The exercise: Extract each line holding the word "screenshot" from the entries.
------
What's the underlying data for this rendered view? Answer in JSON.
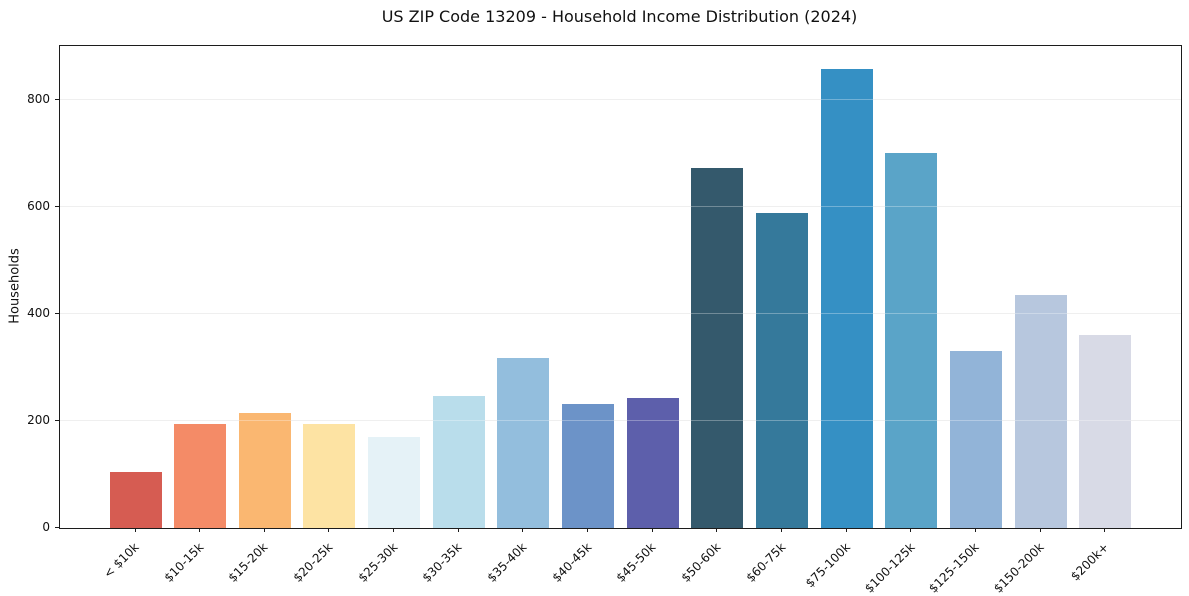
{
  "chart_data": {
    "type": "bar",
    "title": "US ZIP Code 13209 - Household Income Distribution (2024)",
    "xlabel": "",
    "ylabel": "Households",
    "categories": [
      "< $10k",
      "$10-15k",
      "$15-20k",
      "$20-25k",
      "$25-30k",
      "$30-35k",
      "$35-40k",
      "$40-45k",
      "$45-50k",
      "$50-60k",
      "$60-75k",
      "$75-100k",
      "$100-125k",
      "$125-150k",
      "$150-200k",
      "$200k+"
    ],
    "values": [
      105,
      195,
      215,
      195,
      170,
      247,
      318,
      232,
      243,
      672,
      589,
      858,
      700,
      330,
      435,
      360
    ],
    "bar_colors": [
      "#d65c52",
      "#f48b67",
      "#fab771",
      "#fde3a3",
      "#e5f2f7",
      "#b9ddeb",
      "#93bedd",
      "#6c93c8",
      "#5d5fab",
      "#34596c",
      "#35799b",
      "#3590c4",
      "#5aa4c8",
      "#92b4d8",
      "#b7c7de",
      "#d8dae6"
    ],
    "yticks": [
      0,
      200,
      400,
      600,
      800
    ],
    "ylim": [
      0,
      900
    ],
    "grid": "horizontal",
    "legend": "none"
  },
  "styles": {
    "background_color": "#ffffff",
    "grid_color": "#e9e9e9",
    "spine_color": "#1c1c1c",
    "text_color": "#111111"
  }
}
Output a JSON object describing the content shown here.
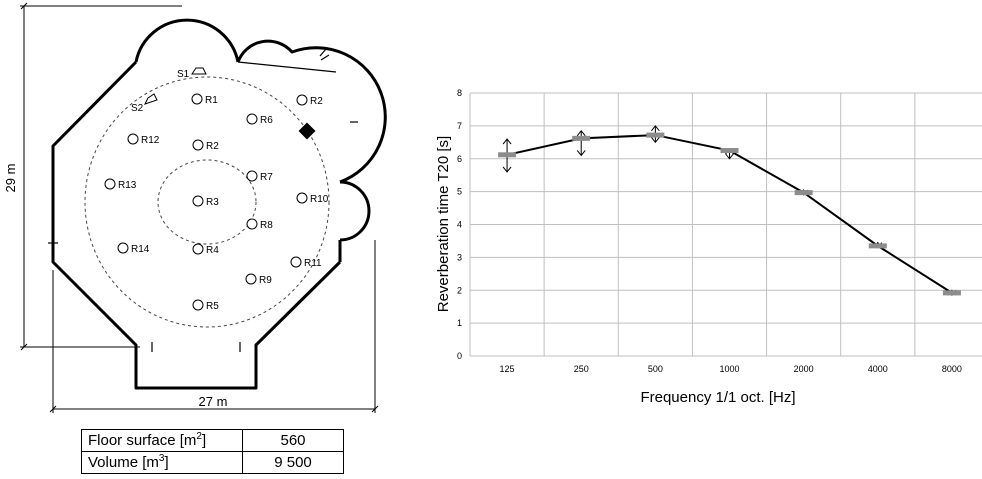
{
  "plan": {
    "dimensions": {
      "height_label": "29 m",
      "width_label": "27 m"
    },
    "sources": [
      {
        "id": "S1",
        "label": "S1"
      },
      {
        "id": "S2",
        "label": "S2"
      }
    ],
    "receivers": [
      {
        "id": "R1",
        "label": "R1"
      },
      {
        "id": "R2",
        "label": "R2"
      },
      {
        "id": "R2b",
        "label": "R2"
      },
      {
        "id": "R3",
        "label": "R3"
      },
      {
        "id": "R4",
        "label": "R4"
      },
      {
        "id": "R5",
        "label": "R5"
      },
      {
        "id": "R6",
        "label": "R6"
      },
      {
        "id": "R7",
        "label": "R7"
      },
      {
        "id": "R8",
        "label": "R8"
      },
      {
        "id": "R9",
        "label": "R9"
      },
      {
        "id": "R10",
        "label": "R10"
      },
      {
        "id": "R11",
        "label": "R11"
      },
      {
        "id": "R12",
        "label": "R12"
      },
      {
        "id": "R13",
        "label": "R13"
      },
      {
        "id": "R14",
        "label": "R14"
      }
    ]
  },
  "table": {
    "rows": [
      {
        "label": "Floor surface [m",
        "sup": "2",
        "close": "]",
        "value": "560"
      },
      {
        "label": "Volume [m",
        "sup": "3",
        "close": "]",
        "value": "9 500"
      }
    ]
  },
  "chart_data": {
    "type": "line",
    "ylabel": "Reverberation time T20 [s]",
    "xlabel": "Frequency 1/1 oct. [Hz]",
    "categories": [
      "125",
      "250",
      "500",
      "1000",
      "2000",
      "4000",
      "8000"
    ],
    "ylim": [
      0,
      8
    ],
    "yticks": [
      "0",
      "1",
      "2",
      "3",
      "4",
      "5",
      "6",
      "7",
      "8"
    ],
    "grid": true,
    "series": [
      {
        "values": [
          6.12,
          6.62,
          6.72,
          6.25,
          4.97,
          3.35,
          1.92
        ]
      }
    ],
    "range_markers": [
      {
        "low": 5.6,
        "high": 6.6
      },
      {
        "low": 6.1,
        "high": 6.85
      },
      {
        "low": 6.5,
        "high": 7.0
      },
      {
        "low": 6.0,
        "high": 6.3
      },
      {
        "low": 4.9,
        "high": 5.05
      },
      {
        "low": 3.3,
        "high": 3.45
      },
      {
        "low": 1.85,
        "high": 2.0
      }
    ],
    "line_color": "#000000",
    "marker_color": "#8c8c8c",
    "grid_color": "#bfbfbf"
  }
}
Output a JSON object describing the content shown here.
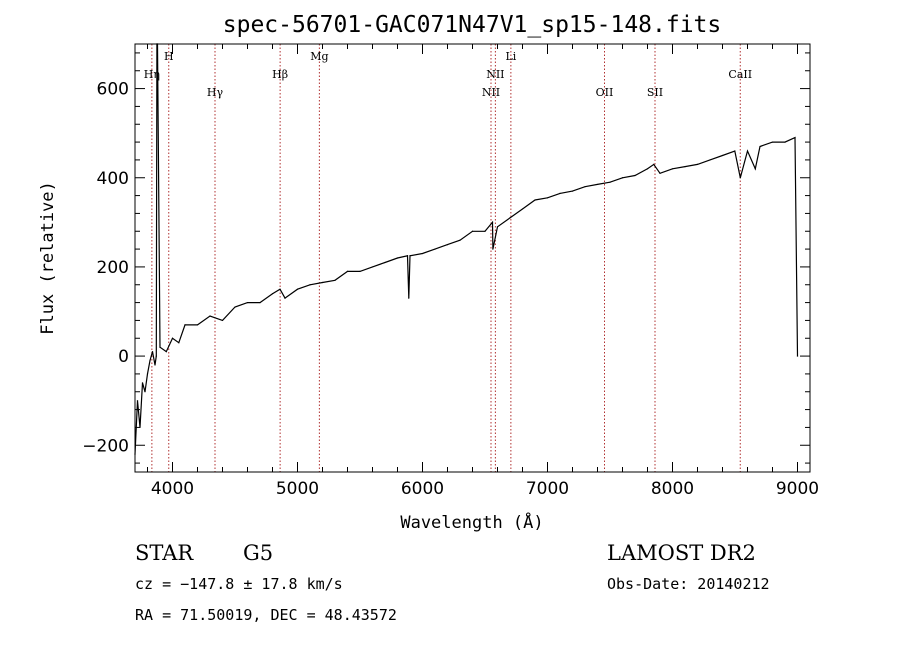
{
  "chart_data": {
    "type": "line",
    "title": "spec-56701-GAC071N47V1_sp15-148.fits",
    "xlabel": "Wavelength (Å)",
    "ylabel": "Flux (relative)",
    "xlim": [
      3700,
      9100
    ],
    "ylim": [
      -260,
      700
    ],
    "x_ticks": [
      4000,
      5000,
      6000,
      7000,
      8000,
      9000
    ],
    "y_ticks": [
      -200,
      0,
      200,
      400,
      600
    ],
    "grid": false,
    "series": [
      {
        "x": [
          3700,
          3720,
          3740,
          3760,
          3780,
          3800,
          3820,
          3840,
          3860,
          3870,
          3875,
          3880,
          3900,
          3950,
          4000,
          4050,
          4100,
          4200,
          4300,
          4400,
          4500,
          4600,
          4700,
          4800,
          4860,
          4900,
          5000,
          5100,
          5200,
          5300,
          5400,
          5500,
          5600,
          5700,
          5800,
          5880,
          5890,
          5900,
          6000,
          6100,
          6200,
          6300,
          6400,
          6500,
          6560,
          6563,
          6600,
          6700,
          6800,
          6900,
          7000,
          7100,
          7200,
          7300,
          7400,
          7500,
          7600,
          7700,
          7800,
          7850,
          7900,
          8000,
          8100,
          8200,
          8300,
          8400,
          8498,
          8542,
          8600,
          8662,
          8700,
          8800,
          8900,
          8980,
          9000
        ],
        "y": [
          -220,
          -100,
          -160,
          -60,
          -80,
          -40,
          -10,
          10,
          -20,
          0,
          720,
          720,
          20,
          10,
          40,
          30,
          70,
          70,
          90,
          80,
          110,
          120,
          120,
          140,
          150,
          130,
          150,
          160,
          165,
          170,
          190,
          190,
          200,
          210,
          220,
          225,
          130,
          225,
          230,
          240,
          250,
          260,
          280,
          280,
          300,
          240,
          290,
          310,
          330,
          350,
          355,
          365,
          370,
          380,
          385,
          390,
          400,
          405,
          420,
          430,
          410,
          420,
          425,
          430,
          440,
          450,
          460,
          400,
          460,
          420,
          470,
          480,
          480,
          490,
          0
        ]
      }
    ],
    "lines": [
      {
        "name": "Hη",
        "x": 3835,
        "row": 1
      },
      {
        "name": "H",
        "x": 3970,
        "row": 0
      },
      {
        "name": "Hγ",
        "x": 4340,
        "row": 2
      },
      {
        "name": "Hβ",
        "x": 4861,
        "row": 1
      },
      {
        "name": "Mg",
        "x": 5175,
        "row": 0
      },
      {
        "name": "NII",
        "x": 6548,
        "row": 2
      },
      {
        "name": "NII",
        "x": 6583,
        "row": 1
      },
      {
        "name": "Li",
        "x": 6707,
        "row": 0
      },
      {
        "name": "OII",
        "x": 7456,
        "row": 2
      },
      {
        "name": "SII",
        "x": 7860,
        "row": 2
      },
      {
        "name": "CaII",
        "x": 8542,
        "row": 1
      }
    ],
    "line_color": "#b03030"
  },
  "info": {
    "object_type": "STAR",
    "subclass": "G5",
    "survey": "LAMOST DR2",
    "cz": "cz = −147.8 ± 17.8 km/s",
    "obs_date": "Obs-Date: 20140212",
    "coords": "RA =  71.50019, DEC =  48.43572"
  }
}
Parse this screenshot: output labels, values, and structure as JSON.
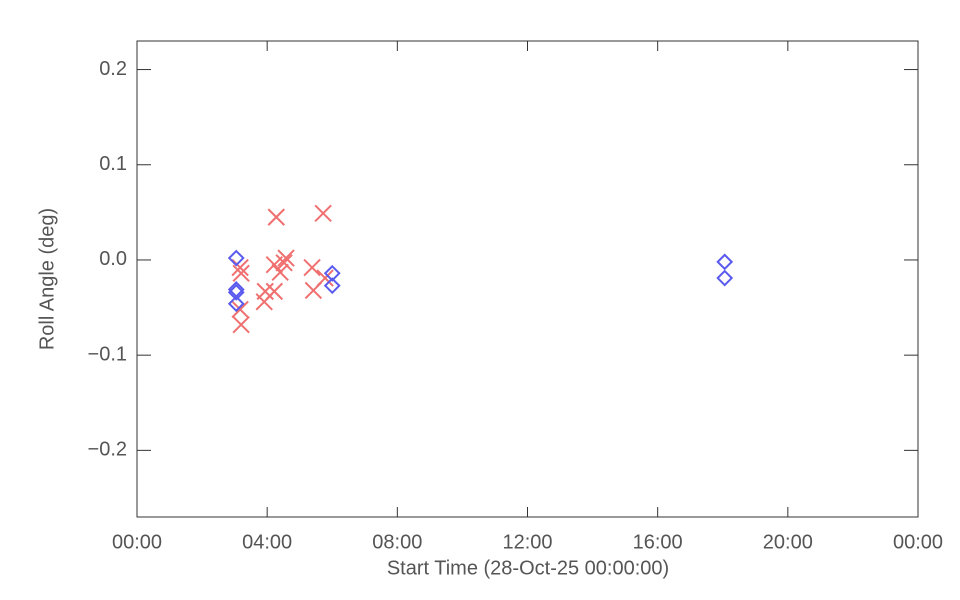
{
  "chart_data": {
    "type": "scatter",
    "x_label": "Start Time (28-Oct-25 00:00:00)",
    "y_label": "Roll Angle (deg)",
    "xlim": [
      0,
      24
    ],
    "ylim": [
      -0.27,
      0.23
    ],
    "xticks": [
      {
        "value": 0,
        "label": "00:00"
      },
      {
        "value": 4,
        "label": "04:00"
      },
      {
        "value": 8,
        "label": "08:00"
      },
      {
        "value": 12,
        "label": "12:00"
      },
      {
        "value": 16,
        "label": "16:00"
      },
      {
        "value": 20,
        "label": "20:00"
      },
      {
        "value": 24,
        "label": "00:00"
      }
    ],
    "yticks": [
      {
        "value": -0.2,
        "label": "−0.2"
      },
      {
        "value": -0.1,
        "label": "−0.1"
      },
      {
        "value": 0,
        "label": "0.0"
      },
      0.1,
      0.2
    ],
    "series": [
      {
        "color": "#f07070",
        "marker": "x",
        "x": [
          3.2,
          3.17,
          3.2,
          3.17,
          3.91,
          3.94,
          4.22,
          4.22,
          4.28,
          4.4,
          4.52,
          4.58,
          5.38,
          5.42,
          5.72,
          5.78
        ],
        "values": [
          -0.068,
          -0.052,
          -0.014,
          -0.008,
          -0.044,
          -0.033,
          -0.033,
          -0.005,
          0.045,
          -0.013,
          -0.003,
          0.002,
          -0.008,
          -0.032,
          0.049,
          -0.019
        ]
      },
      {
        "color": "#5a5aee",
        "marker": "diamond",
        "x": [
          3.05,
          3.05,
          3.05,
          3.05,
          6.0,
          6.0,
          18.06,
          18.06
        ],
        "values": [
          0.002,
          -0.031,
          -0.034,
          -0.046,
          -0.014,
          -0.027,
          -0.002,
          -0.019
        ]
      }
    ]
  }
}
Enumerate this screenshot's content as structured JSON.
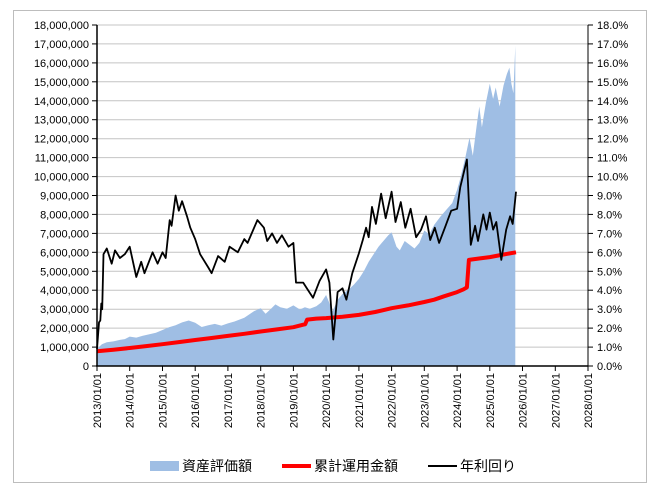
------
Result:
Parse this screenshot: output labels, values, and structure as JSON.
Enumerate this screenshot's content as structured JSON.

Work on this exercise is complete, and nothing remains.